PROMPT:
Quote the whole listing word for word, please.

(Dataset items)
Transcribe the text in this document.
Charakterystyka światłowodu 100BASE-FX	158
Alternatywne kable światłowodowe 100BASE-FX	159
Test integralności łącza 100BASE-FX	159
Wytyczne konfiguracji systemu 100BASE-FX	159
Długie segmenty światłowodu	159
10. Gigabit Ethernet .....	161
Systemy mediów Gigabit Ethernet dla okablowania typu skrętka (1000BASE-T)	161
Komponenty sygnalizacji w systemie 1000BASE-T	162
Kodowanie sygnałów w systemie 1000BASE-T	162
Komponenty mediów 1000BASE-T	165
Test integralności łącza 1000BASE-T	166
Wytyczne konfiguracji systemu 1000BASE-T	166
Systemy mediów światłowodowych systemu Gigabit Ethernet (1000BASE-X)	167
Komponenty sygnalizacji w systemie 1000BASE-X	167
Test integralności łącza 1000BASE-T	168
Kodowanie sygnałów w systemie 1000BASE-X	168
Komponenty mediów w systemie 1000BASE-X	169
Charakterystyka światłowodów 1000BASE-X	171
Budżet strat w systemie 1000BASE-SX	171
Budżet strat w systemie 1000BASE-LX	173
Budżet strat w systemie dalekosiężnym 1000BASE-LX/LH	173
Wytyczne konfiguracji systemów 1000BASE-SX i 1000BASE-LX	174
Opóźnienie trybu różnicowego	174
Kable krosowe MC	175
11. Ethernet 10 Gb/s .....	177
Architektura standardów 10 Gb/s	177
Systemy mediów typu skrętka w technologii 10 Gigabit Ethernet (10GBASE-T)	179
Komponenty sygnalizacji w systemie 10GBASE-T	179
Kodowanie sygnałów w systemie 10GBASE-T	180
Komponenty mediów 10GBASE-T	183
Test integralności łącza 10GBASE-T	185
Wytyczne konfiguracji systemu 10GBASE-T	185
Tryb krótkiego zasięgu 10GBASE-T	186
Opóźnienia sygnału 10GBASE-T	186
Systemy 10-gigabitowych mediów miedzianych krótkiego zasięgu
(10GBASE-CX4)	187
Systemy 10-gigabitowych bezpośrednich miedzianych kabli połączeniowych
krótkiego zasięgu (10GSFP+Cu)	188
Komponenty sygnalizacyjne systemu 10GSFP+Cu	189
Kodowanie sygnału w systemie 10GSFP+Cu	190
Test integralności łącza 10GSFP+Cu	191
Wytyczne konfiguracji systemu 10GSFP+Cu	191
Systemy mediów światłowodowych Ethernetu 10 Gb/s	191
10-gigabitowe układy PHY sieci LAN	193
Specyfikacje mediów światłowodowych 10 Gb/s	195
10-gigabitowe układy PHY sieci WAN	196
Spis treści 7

RESPONSE:
Transcribe the text in this document.
Charakterystyka światłowodu 100BASE-FX	158
Alternatywne kable światłowodowe 100BASE-FX	159
Test integralności łącza 100BASE-FX	159
Wytyczne konfiguracji systemu 100BASE-FX	159
Długie segmenty światłowodu	159
10. Gigabit Ethernet .....	161
Systemy mediów Gigabit Ethernet dla okablowania typu skrętka (1000BASE-T)	161
Komponenty sygnalizacji w systemie 1000BASE-T	162
Kodowanie sygnałów w systemie 1000BASE-T	162
Komponenty mediów 1000BASE-T	165
Test integralności łącza 1000BASE-T	166
Wytyczne konfiguracji systemu 1000BASE-T	166
Systemy mediów światłowodowych systemu Gigabit Ethernet (1000BASE-X)	167
Komponenty sygnalizacji w systemie 1000BASE-X	167
Test integralności łącza 1000BASE-T	168
Kodowanie sygnałów w systemie 1000BASE-X	168
Komponenty mediów w systemie 1000BASE-X	169
Charakterystyka światłowodów 1000BASE-X	171
Budżet strat w systemie 1000BASE-SX	171
Budżet strat w systemie 1000BASE-LX	173
Budżet strat w systemie dalekosiężnym 1000BASE-LX/LH	173
Wytyczne konfiguracji systemów 1000BASE-SX i 1000BASE-LX	174
Opóźnienie trybu różnicowego	174
Kable krosowe MC	175
11. Ethernet 10 Gb/s .....	177
Architektura standardów 10 Gb/s	177
Systemy mediów typu skrętka w technologii 10 Gigabit Ethernet (10GBASE-T)	179
Komponenty sygnalizacji w systemie 10GBASE-T	179
Kodowanie sygnałów w systemie 10GBASE-T	180
Komponenty mediów 10GBASE-T	183
Test integralności łącza 10GBASE-T	185
Wytyczne konfiguracji systemu 10GBASE-T	185
Tryb krótkiego zasięgu 10GBASE-T	186
Opóźnienia sygnału 10GBASE-T	186
Systemy 10-gigabitowych mediów miedzianych krótkiego zasięgu
(10GBASE-CX4)	187
Systemy 10-gigabitowych bezpośrednich miedzianych kabli połączeniowych
krótkiego zasięgu (10GSFP+Cu)	188
Komponenty sygnalizacyjne systemu 10GSFP+Cu	189
Kodowanie sygnału w systemie 10GSFP+Cu	190
Test integralności łącza 10GSFP+Cu	191
Wytyczne konfiguracji systemu 10GSFP+Cu	191
Systemy mediów światłowodowych Ethernetu 10 Gb/s	191
10-gigabitowe układy PHY sieci LAN	193
Specyfikacje mediów światłowodowych 10 Gb/s	195
10-gigabitowe układy PHY sieci WAN	196
Spis treści 7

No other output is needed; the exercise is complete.